◆ **The request**
Copy the data that follows, character for character, minus the pictures.

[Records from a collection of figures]
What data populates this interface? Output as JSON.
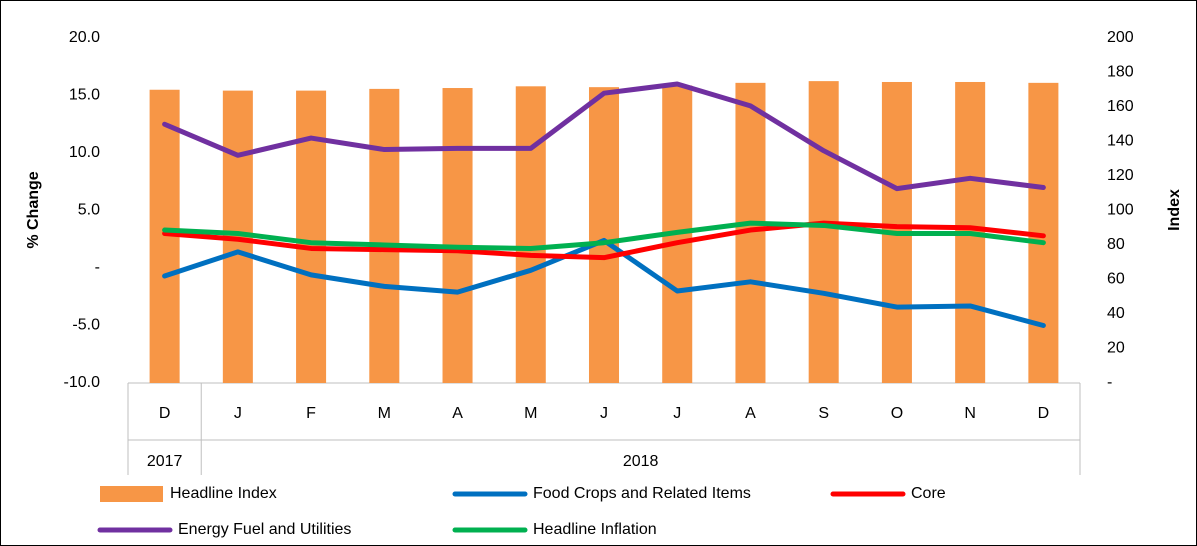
{
  "chart_data": {
    "type": "bar",
    "groups": [
      {
        "label": "2017",
        "categories": [
          "D"
        ]
      },
      {
        "label": "2018",
        "categories": [
          "J",
          "F",
          "M",
          "A",
          "M",
          "J",
          "J",
          "A",
          "S",
          "O",
          "N",
          "D"
        ]
      }
    ],
    "ylabel": "% Change",
    "y2label": "Index",
    "ylim": [
      -10,
      20
    ],
    "yticks": [
      {
        "value": -10,
        "label": "-10.0"
      },
      {
        "value": -5,
        "label": "-5.0"
      },
      {
        "value": 0,
        "label": "-"
      },
      {
        "value": 5,
        "label": "5.0"
      },
      {
        "value": 10,
        "label": "10.0"
      },
      {
        "value": 15,
        "label": "15.0"
      },
      {
        "value": 20,
        "label": "20.0"
      }
    ],
    "y2lim": [
      0,
      200
    ],
    "y2ticks": [
      {
        "value": 0,
        "label": "-"
      },
      20,
      40,
      60,
      80,
      100,
      120,
      140,
      160,
      180,
      200
    ],
    "grid": false,
    "legend": "bottom",
    "series": [
      {
        "name": "Headline Index",
        "type": "bar",
        "axis": "y2",
        "color": "#f79646",
        "values": [
          170,
          169.5,
          169.5,
          170.5,
          171,
          172,
          171.5,
          172.5,
          174,
          175,
          174.5,
          174.5,
          174
        ]
      },
      {
        "name": "Food Crops and Related Items",
        "type": "line",
        "color": "#0070c0",
        "values": [
          -0.7,
          1.4,
          -0.6,
          -1.6,
          -2.1,
          -0.2,
          2.4,
          -2.0,
          -1.2,
          -2.2,
          -3.4,
          -3.3,
          -5.0
        ]
      },
      {
        "name": "Core",
        "type": "line",
        "color": "#ff0000",
        "values": [
          3.0,
          2.5,
          1.7,
          1.6,
          1.5,
          1.1,
          0.9,
          2.2,
          3.3,
          3.9,
          3.6,
          3.5,
          2.8
        ]
      },
      {
        "name": "Energy Fuel and Utilities",
        "type": "line",
        "color": "#7030a0",
        "values": [
          12.5,
          9.8,
          11.3,
          10.3,
          10.4,
          10.4,
          15.2,
          16.0,
          14.1,
          10.2,
          6.9,
          7.8,
          7.0
        ]
      },
      {
        "name": "Headline Inflation",
        "type": "line",
        "color": "#00b050",
        "values": [
          3.3,
          3.0,
          2.2,
          2.0,
          1.8,
          1.7,
          2.2,
          3.1,
          3.9,
          3.7,
          3.0,
          3.0,
          2.2
        ]
      }
    ]
  }
}
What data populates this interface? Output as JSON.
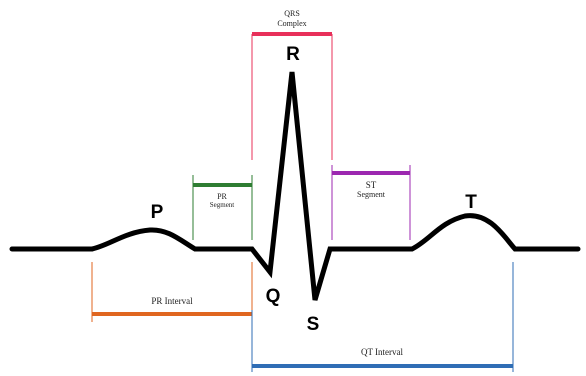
{
  "waves": {
    "p": "P",
    "q": "Q",
    "r": "R",
    "s": "S",
    "t": "T"
  },
  "labels": {
    "qrs_line1": "QRS",
    "qrs_line2": "Complex",
    "pr_segment_line1": "PR",
    "pr_segment_line2": "Segment",
    "st_segment_line1": "ST",
    "st_segment_line2": "Segment",
    "pr_interval": "PR Interval",
    "qt_interval": "QT Interval"
  },
  "colors": {
    "trace": "#000000",
    "qrs": "#e8305a",
    "pr_segment": "#2e7d32",
    "st_segment": "#9c27b0",
    "pr_interval": "#e0661f",
    "qt_interval": "#2f6db5"
  }
}
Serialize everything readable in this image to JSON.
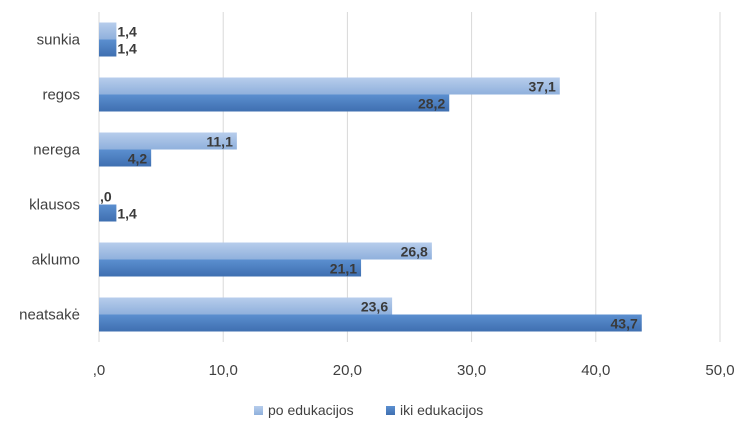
{
  "chart_data": {
    "type": "bar",
    "orientation": "horizontal",
    "categories": [
      "sunkia",
      "regos",
      "nerega",
      "klausos",
      "aklumo",
      "neatsakė"
    ],
    "series": [
      {
        "name": "po edukacijos",
        "values": [
          1.4,
          37.1,
          11.1,
          0,
          26.8,
          23.6
        ],
        "labels": [
          "1,4",
          "37,1",
          "11,1",
          ",0",
          "26,8",
          "23,6"
        ],
        "color": "#9dbbe3"
      },
      {
        "name": "iki edukacijos",
        "values": [
          1.4,
          28.2,
          4.2,
          1.4,
          21.1,
          43.7
        ],
        "labels": [
          "1,4",
          "28,2",
          "4,2",
          "1,4",
          "21,1",
          "43,7"
        ],
        "color": "#4f81bd"
      }
    ],
    "xlim": [
      0,
      50
    ],
    "x_ticks": [
      ",0",
      "10,0",
      "20,0",
      "30,0",
      "40,0",
      "50,0"
    ],
    "x_tick_values": [
      0,
      10,
      20,
      30,
      40,
      50
    ],
    "grid": true,
    "legend": "bottom"
  }
}
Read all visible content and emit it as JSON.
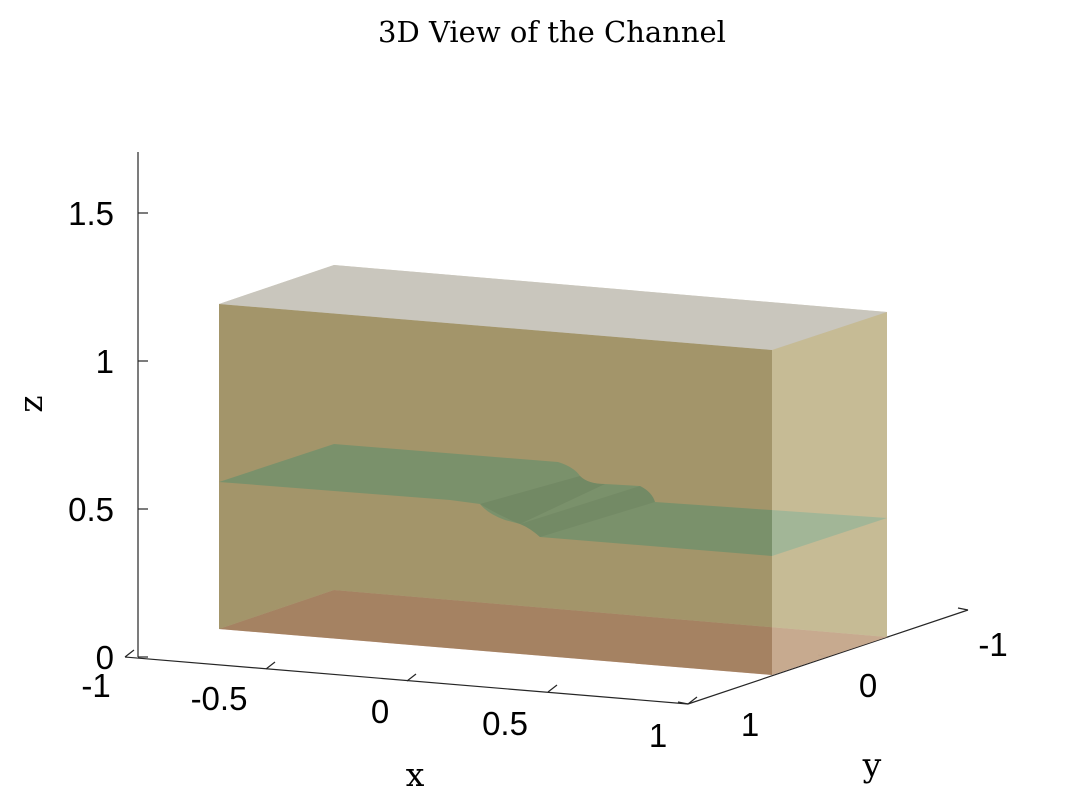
{
  "chart_data": {
    "type": "surface",
    "title": "3D View of the Channel",
    "xlabel": "x",
    "ylabel": "y",
    "zlabel": "z",
    "xlim": [
      -1,
      1
    ],
    "ylim": [
      -1,
      1
    ],
    "zlim": [
      0,
      1.7
    ],
    "x_ticks": [
      "-1",
      "-0.5",
      "0",
      "0.5",
      "1"
    ],
    "y_ticks": [
      "-1",
      "0",
      "1"
    ],
    "z_ticks": [
      "0",
      "0.5",
      "1",
      "1.5"
    ],
    "grid": false,
    "box": {
      "x_range": [
        -0.75,
        0.75
      ],
      "y_range": [
        -0.6,
        0.6
      ],
      "z_range": [
        0,
        1.2
      ]
    },
    "surfaces": [
      {
        "name": "bottom",
        "z": 0,
        "color": "#c98a8a"
      },
      {
        "name": "top",
        "z": 1.2,
        "color": "#bdbdbd"
      },
      {
        "name": "side-walls",
        "color": "#8a7a45"
      },
      {
        "name": "interface",
        "color": "#4ab0a8",
        "z_left": 0.6,
        "z_right": 0.5,
        "step_centers_x": [
          -0.15,
          0.1
        ],
        "step_width": 0.08
      }
    ]
  }
}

◆ **In response**
What data populates this interface? Output as JSON.
{
  "chart_data": {
    "type": "bar",
    "groups": [
      {
        "label": "2017",
        "categories": [
          "D"
        ]
      },
      {
        "label": "2018",
        "categories": [
          "J",
          "F",
          "M",
          "A",
          "M",
          "J",
          "J",
          "A",
          "S",
          "O",
          "N",
          "D"
        ]
      }
    ],
    "ylabel": "% Change",
    "y2label": "Index",
    "ylim": [
      -10,
      20
    ],
    "yticks": [
      {
        "value": -10,
        "label": "-10.0"
      },
      {
        "value": -5,
        "label": "-5.0"
      },
      {
        "value": 0,
        "label": "-"
      },
      {
        "value": 5,
        "label": "5.0"
      },
      {
        "value": 10,
        "label": "10.0"
      },
      {
        "value": 15,
        "label": "15.0"
      },
      {
        "value": 20,
        "label": "20.0"
      }
    ],
    "y2lim": [
      0,
      200
    ],
    "y2ticks": [
      {
        "value": 0,
        "label": "-"
      },
      20,
      40,
      60,
      80,
      100,
      120,
      140,
      160,
      180,
      200
    ],
    "grid": false,
    "legend": "bottom",
    "series": [
      {
        "name": "Headline Index",
        "type": "bar",
        "axis": "y2",
        "color": "#f79646",
        "values": [
          170,
          169.5,
          169.5,
          170.5,
          171,
          172,
          171.5,
          172.5,
          174,
          175,
          174.5,
          174.5,
          174
        ]
      },
      {
        "name": "Food Crops and Related Items",
        "type": "line",
        "color": "#0070c0",
        "values": [
          -0.7,
          1.4,
          -0.6,
          -1.6,
          -2.1,
          -0.2,
          2.4,
          -2.0,
          -1.2,
          -2.2,
          -3.4,
          -3.3,
          -5.0
        ]
      },
      {
        "name": "Core",
        "type": "line",
        "color": "#ff0000",
        "values": [
          3.0,
          2.5,
          1.7,
          1.6,
          1.5,
          1.1,
          0.9,
          2.2,
          3.3,
          3.9,
          3.6,
          3.5,
          2.8
        ]
      },
      {
        "name": "Energy Fuel and Utilities",
        "type": "line",
        "color": "#7030a0",
        "values": [
          12.5,
          9.8,
          11.3,
          10.3,
          10.4,
          10.4,
          15.2,
          16.0,
          14.1,
          10.2,
          6.9,
          7.8,
          7.0
        ]
      },
      {
        "name": "Headline Inflation",
        "type": "line",
        "color": "#00b050",
        "values": [
          3.3,
          3.0,
          2.2,
          2.0,
          1.8,
          1.7,
          2.2,
          3.1,
          3.9,
          3.7,
          3.0,
          3.0,
          2.2
        ]
      }
    ]
  }
}
What data populates this interface? Output as JSON.
{
  "waves": {
    "p": "P",
    "q": "Q",
    "r": "R",
    "s": "S",
    "t": "T"
  },
  "labels": {
    "qrs_line1": "QRS",
    "qrs_line2": "Complex",
    "pr_segment_line1": "PR",
    "pr_segment_line2": "Segment",
    "st_segment_line1": "ST",
    "st_segment_line2": "Segment",
    "pr_interval": "PR Interval",
    "qt_interval": "QT Interval"
  },
  "colors": {
    "trace": "#000000",
    "qrs": "#e8305a",
    "pr_segment": "#2e7d32",
    "st_segment": "#9c27b0",
    "pr_interval": "#e0661f",
    "qt_interval": "#2f6db5"
  }
}
Serialize everything readable in this image to JSON.
{
  "chart_data": {
    "type": "bar",
    "orientation": "horizontal",
    "categories": [
      "sunkia",
      "regos",
      "nerega",
      "klausos",
      "aklumo",
      "neatsakė"
    ],
    "series": [
      {
        "name": "po edukacijos",
        "values": [
          1.4,
          37.1,
          11.1,
          0,
          26.8,
          23.6
        ],
        "labels": [
          "1,4",
          "37,1",
          "11,1",
          ",0",
          "26,8",
          "23,6"
        ],
        "color": "#9dbbe3"
      },
      {
        "name": "iki edukacijos",
        "values": [
          1.4,
          28.2,
          4.2,
          1.4,
          21.1,
          43.7
        ],
        "labels": [
          "1,4",
          "28,2",
          "4,2",
          "1,4",
          "21,1",
          "43,7"
        ],
        "color": "#4f81bd"
      }
    ],
    "xlim": [
      0,
      50
    ],
    "x_ticks": [
      ",0",
      "10,0",
      "20,0",
      "30,0",
      "40,0",
      "50,0"
    ],
    "x_tick_values": [
      0,
      10,
      20,
      30,
      40,
      50
    ],
    "grid": true,
    "legend": "bottom"
  }
}
Read all visible content and emit it as JSON.
{
  "chart_data": {
    "type": "surface",
    "title": "3D View of the Channel",
    "xlabel": "x",
    "ylabel": "y",
    "zlabel": "z",
    "xlim": [
      -1,
      1
    ],
    "ylim": [
      -1,
      1
    ],
    "zlim": [
      0,
      1.7
    ],
    "x_ticks": [
      "-1",
      "-0.5",
      "0",
      "0.5",
      "1"
    ],
    "y_ticks": [
      "-1",
      "0",
      "1"
    ],
    "z_ticks": [
      "0",
      "0.5",
      "1",
      "1.5"
    ],
    "grid": false,
    "box": {
      "x_range": [
        -0.75,
        0.75
      ],
      "y_range": [
        -0.6,
        0.6
      ],
      "z_range": [
        0,
        1.2
      ]
    },
    "surfaces": [
      {
        "name": "bottom",
        "z": 0,
        "color": "#c98a8a"
      },
      {
        "name": "top",
        "z": 1.2,
        "color": "#bdbdbd"
      },
      {
        "name": "side-walls",
        "color": "#8a7a45"
      },
      {
        "name": "interface",
        "color": "#4ab0a8",
        "z_left": 0.6,
        "z_right": 0.5,
        "step_centers_x": [
          -0.15,
          0.1
        ],
        "step_width": 0.08
      }
    ]
  }
}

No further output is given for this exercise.